WHAT IS NEEDED:
The listing must be reproduced in full, exactly as it stands.
--- begin ---
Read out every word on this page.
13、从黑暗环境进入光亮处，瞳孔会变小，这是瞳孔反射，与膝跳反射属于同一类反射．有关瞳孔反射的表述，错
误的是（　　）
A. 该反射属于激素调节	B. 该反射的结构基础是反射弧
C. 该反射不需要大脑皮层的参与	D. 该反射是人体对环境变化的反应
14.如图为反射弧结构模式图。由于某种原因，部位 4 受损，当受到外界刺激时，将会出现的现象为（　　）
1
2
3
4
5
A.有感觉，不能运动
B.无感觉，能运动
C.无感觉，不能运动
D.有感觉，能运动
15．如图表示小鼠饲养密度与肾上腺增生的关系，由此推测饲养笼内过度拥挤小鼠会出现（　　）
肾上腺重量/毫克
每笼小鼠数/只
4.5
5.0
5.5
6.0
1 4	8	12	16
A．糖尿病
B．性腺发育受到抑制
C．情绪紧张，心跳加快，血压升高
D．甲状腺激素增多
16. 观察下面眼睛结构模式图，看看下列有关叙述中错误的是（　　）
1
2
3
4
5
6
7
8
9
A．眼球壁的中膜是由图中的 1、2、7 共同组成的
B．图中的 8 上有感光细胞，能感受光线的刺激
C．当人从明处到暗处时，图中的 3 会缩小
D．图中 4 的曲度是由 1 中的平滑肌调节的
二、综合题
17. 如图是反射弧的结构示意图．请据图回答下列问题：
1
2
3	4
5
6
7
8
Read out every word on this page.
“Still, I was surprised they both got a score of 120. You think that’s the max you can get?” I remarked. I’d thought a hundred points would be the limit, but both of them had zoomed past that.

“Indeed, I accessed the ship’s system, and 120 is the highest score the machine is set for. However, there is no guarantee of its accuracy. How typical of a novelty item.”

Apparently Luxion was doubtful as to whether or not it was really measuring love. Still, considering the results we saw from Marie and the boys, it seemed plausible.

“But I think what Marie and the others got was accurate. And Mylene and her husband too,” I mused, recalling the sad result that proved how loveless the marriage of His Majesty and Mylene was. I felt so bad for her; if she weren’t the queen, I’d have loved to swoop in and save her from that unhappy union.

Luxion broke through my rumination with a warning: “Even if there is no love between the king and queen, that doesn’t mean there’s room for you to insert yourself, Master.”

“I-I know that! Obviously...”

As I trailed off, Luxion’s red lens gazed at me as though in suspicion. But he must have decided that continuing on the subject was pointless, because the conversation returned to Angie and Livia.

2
--- end ---
PROBLEM SOLUTION:
Read out every word on this page.
13、从黑暗环境进入光亮处，瞳孔会变小，这是瞳孔反射，与膝跳反射属于同一类反射．有关瞳孔反射的表述，错
误的是（　　）
A. 该反射属于激素调节	B. 该反射的结构基础是反射弧
C. 该反射不需要大脑皮层的参与	D. 该反射是人体对环境变化的反应
14.如图为反射弧结构模式图。由于某种原因，部位 4 受损，当受到外界刺激时，将会出现的现象为（　　）
1
2
3
4
5
A.有感觉，不能运动
B.无感觉，能运动
C.无感觉，不能运动
D.有感觉，能运动
15．如图表示小鼠饲养密度与肾上腺增生的关系，由此推测饲养笼内过度拥挤小鼠会出现（　　）
肾上腺重量/毫克
每笼小鼠数/只
4.5
5.0
5.5
6.0
1 4	8	12	16
A．糖尿病
B．性腺发育受到抑制
C．情绪紧张，心跳加快，血压升高
D．甲状腺激素增多
16. 观察下面眼睛结构模式图，看看下列有关叙述中错误的是（　　）
1
2
3
4
5
6
7
8
9
A．眼球壁的中膜是由图中的 1、2、7 共同组成的
B．图中的 8 上有感光细胞，能感受光线的刺激
C．当人从明处到暗处时，图中的 3 会缩小
D．图中 4 的曲度是由 1 中的平滑肌调节的
二、综合题
17. 如图是反射弧的结构示意图．请据图回答下列问题：
1
2
3	4
5
6
7
8
Read out every word on this page.
“Still, I was surprised they both got a score of 120. You think that’s the max you can get?” I remarked. I’d thought a hundred points would be the limit, but both of them had zoomed past that.

“Indeed, I accessed the ship’s system, and 120 is the highest score the machine is set for. However, there is no guarantee of its accuracy. How typical of a novelty item.”

Apparently Luxion was doubtful as to whether or not it was really measuring love. Still, considering the results we saw from Marie and the boys, it seemed plausible.

“But I think what Marie and the others got was accurate. And Mylene and her husband too,” I mused, recalling the sad result that proved how loveless the marriage of His Majesty and Mylene was. I felt so bad for her; if she weren’t the queen, I’d have loved to swoop in and save her from that unhappy union.

Luxion broke through my rumination with a warning: “Even if there is no love between the king and queen, that doesn’t mean there’s room for you to insert yourself, Master.”

“I-I know that! Obviously...”

As I trailed off, Luxion’s red lens gazed at me as though in suspicion. But he must have decided that continuing on the subject was pointless, because the conversation returned to Angie and Livia.

2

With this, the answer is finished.